> Instructions for the task
Gather every line of the entries that includes the word "Count".
↓↓↓
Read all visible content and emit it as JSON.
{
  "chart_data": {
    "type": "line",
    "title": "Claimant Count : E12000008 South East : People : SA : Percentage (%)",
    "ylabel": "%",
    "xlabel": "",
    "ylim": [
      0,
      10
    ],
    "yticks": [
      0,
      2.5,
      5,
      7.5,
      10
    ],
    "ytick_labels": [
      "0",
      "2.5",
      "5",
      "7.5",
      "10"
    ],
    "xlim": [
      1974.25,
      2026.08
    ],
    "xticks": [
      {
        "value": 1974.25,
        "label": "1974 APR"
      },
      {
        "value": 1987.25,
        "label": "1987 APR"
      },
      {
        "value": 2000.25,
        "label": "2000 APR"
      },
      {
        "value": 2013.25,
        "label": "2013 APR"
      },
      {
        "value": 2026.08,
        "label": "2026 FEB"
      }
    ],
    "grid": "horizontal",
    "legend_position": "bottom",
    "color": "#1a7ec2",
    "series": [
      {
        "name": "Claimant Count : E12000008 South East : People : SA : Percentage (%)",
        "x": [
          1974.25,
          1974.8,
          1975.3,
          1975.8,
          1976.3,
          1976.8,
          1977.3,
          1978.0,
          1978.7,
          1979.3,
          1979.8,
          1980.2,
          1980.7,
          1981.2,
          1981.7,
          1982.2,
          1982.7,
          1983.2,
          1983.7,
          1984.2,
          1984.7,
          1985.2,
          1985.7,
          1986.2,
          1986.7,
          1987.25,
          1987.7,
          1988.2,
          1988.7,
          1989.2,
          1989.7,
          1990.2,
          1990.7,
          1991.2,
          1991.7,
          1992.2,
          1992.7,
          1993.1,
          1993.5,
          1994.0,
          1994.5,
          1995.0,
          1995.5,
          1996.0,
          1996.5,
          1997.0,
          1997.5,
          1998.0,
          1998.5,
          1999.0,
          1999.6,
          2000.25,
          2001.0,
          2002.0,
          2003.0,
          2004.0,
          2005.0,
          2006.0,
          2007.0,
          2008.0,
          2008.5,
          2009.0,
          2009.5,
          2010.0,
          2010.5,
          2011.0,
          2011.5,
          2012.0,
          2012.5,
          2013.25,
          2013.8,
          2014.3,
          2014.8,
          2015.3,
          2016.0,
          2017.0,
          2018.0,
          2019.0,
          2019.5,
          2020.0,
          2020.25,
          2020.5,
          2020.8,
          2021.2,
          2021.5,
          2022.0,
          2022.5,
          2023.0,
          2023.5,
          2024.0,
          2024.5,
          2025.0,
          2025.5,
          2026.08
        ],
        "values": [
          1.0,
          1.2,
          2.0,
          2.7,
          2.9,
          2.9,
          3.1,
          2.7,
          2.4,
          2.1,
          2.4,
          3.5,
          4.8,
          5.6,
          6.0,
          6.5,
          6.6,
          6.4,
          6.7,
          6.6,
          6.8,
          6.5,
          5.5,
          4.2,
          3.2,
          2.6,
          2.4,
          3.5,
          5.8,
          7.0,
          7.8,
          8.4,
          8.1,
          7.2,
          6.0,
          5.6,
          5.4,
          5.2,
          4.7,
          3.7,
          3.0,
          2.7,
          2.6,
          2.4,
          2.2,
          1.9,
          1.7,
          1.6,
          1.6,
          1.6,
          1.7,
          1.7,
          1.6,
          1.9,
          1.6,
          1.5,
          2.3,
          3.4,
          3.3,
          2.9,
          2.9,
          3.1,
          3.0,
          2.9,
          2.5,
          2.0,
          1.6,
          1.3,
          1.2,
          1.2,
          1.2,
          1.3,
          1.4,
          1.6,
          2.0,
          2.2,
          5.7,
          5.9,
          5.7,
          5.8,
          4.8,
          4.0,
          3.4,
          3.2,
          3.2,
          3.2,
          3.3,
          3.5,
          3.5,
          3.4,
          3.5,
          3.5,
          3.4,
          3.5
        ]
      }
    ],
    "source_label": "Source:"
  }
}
↑↑↑
> Result below
    "title": "Claimant Count : E12000008 South East : People : SA : Percentage (%)",
        "name": "Claimant Count : E12000008 South East : People : SA : Percentage (%)",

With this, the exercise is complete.